Lines containing the word "content" should be extracted in full.

### THE INPUT
##############################

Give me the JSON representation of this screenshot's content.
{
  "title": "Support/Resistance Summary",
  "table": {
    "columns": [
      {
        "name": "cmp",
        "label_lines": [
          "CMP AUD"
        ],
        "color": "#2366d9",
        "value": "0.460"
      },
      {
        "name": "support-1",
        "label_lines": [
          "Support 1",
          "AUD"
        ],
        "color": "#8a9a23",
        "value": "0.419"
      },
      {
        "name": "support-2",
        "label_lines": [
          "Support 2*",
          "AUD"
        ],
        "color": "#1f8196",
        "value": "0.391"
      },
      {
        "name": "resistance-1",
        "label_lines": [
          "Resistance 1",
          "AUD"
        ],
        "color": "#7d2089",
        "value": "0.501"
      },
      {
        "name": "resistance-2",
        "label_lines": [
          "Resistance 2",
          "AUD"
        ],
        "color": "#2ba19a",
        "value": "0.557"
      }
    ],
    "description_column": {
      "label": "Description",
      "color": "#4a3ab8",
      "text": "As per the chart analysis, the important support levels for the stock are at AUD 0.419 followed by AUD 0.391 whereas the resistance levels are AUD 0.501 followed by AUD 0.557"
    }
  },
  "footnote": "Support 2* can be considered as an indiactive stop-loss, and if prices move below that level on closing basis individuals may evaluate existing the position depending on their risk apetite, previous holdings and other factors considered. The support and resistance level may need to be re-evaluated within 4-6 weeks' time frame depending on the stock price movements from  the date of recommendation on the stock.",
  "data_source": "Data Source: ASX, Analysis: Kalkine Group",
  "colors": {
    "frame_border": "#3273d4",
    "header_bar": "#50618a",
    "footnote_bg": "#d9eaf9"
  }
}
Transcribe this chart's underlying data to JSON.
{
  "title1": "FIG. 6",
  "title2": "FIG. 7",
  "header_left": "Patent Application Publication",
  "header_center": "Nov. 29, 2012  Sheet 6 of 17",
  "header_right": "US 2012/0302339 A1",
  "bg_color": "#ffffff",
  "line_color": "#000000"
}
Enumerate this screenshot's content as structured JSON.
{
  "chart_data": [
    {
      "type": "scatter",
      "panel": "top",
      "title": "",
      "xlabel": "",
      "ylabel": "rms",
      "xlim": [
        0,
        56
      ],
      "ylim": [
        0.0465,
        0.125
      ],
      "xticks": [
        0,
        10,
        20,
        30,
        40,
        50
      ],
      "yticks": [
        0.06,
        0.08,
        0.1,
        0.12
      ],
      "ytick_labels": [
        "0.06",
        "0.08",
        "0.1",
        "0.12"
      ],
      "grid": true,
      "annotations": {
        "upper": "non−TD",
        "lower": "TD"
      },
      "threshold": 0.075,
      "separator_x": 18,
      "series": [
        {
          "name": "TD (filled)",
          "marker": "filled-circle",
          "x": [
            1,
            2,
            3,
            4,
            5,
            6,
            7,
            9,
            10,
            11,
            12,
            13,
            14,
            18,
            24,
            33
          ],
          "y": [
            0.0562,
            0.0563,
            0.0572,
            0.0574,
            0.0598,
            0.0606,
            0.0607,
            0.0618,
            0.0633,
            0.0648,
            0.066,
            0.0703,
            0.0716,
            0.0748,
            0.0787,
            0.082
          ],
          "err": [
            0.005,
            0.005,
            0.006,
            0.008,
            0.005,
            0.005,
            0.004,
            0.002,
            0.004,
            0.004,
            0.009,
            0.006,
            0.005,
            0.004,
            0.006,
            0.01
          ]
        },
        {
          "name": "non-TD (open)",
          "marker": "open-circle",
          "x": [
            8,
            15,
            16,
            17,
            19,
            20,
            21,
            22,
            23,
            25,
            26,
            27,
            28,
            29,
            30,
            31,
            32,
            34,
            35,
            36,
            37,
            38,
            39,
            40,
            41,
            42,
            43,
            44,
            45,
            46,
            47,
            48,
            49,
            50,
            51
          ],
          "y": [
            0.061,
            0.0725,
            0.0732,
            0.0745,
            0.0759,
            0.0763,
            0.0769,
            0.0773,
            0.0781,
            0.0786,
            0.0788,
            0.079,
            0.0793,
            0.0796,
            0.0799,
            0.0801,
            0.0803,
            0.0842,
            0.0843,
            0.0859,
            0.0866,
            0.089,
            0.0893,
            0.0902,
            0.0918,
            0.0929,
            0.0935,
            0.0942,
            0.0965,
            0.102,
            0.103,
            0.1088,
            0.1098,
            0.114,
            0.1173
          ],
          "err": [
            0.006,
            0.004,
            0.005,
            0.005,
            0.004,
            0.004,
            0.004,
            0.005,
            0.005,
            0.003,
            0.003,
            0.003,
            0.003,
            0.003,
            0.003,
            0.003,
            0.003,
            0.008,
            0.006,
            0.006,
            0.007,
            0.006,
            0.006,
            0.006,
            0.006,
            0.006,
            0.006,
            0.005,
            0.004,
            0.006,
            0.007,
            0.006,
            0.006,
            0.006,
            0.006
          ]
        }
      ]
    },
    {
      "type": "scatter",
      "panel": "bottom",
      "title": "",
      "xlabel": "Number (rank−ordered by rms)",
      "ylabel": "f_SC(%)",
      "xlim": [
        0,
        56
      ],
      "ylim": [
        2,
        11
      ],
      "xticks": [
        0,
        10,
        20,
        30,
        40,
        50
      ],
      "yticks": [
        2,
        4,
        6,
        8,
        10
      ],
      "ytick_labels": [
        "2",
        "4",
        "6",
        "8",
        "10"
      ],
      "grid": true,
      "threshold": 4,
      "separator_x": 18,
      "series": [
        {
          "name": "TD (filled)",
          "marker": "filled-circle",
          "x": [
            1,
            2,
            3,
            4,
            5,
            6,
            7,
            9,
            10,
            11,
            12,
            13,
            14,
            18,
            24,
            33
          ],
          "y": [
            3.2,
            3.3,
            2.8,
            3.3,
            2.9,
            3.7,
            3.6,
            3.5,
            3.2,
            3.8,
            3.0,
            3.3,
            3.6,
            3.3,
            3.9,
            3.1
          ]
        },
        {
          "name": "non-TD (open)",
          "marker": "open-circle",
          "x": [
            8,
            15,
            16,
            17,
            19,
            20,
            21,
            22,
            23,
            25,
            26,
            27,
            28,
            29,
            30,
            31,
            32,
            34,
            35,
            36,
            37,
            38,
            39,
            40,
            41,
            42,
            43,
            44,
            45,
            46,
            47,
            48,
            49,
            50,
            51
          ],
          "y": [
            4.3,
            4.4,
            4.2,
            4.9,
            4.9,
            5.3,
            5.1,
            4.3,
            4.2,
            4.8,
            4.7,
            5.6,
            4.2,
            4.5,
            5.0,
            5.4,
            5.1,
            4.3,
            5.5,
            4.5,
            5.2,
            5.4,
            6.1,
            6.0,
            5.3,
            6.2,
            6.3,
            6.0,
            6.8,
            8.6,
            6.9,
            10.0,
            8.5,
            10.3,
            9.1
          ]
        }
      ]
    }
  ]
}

##############################

### RIGHT ANSWER
Give me the JSON representation of this screenshot's content.
Enumerate this screenshot's content as structured JSON.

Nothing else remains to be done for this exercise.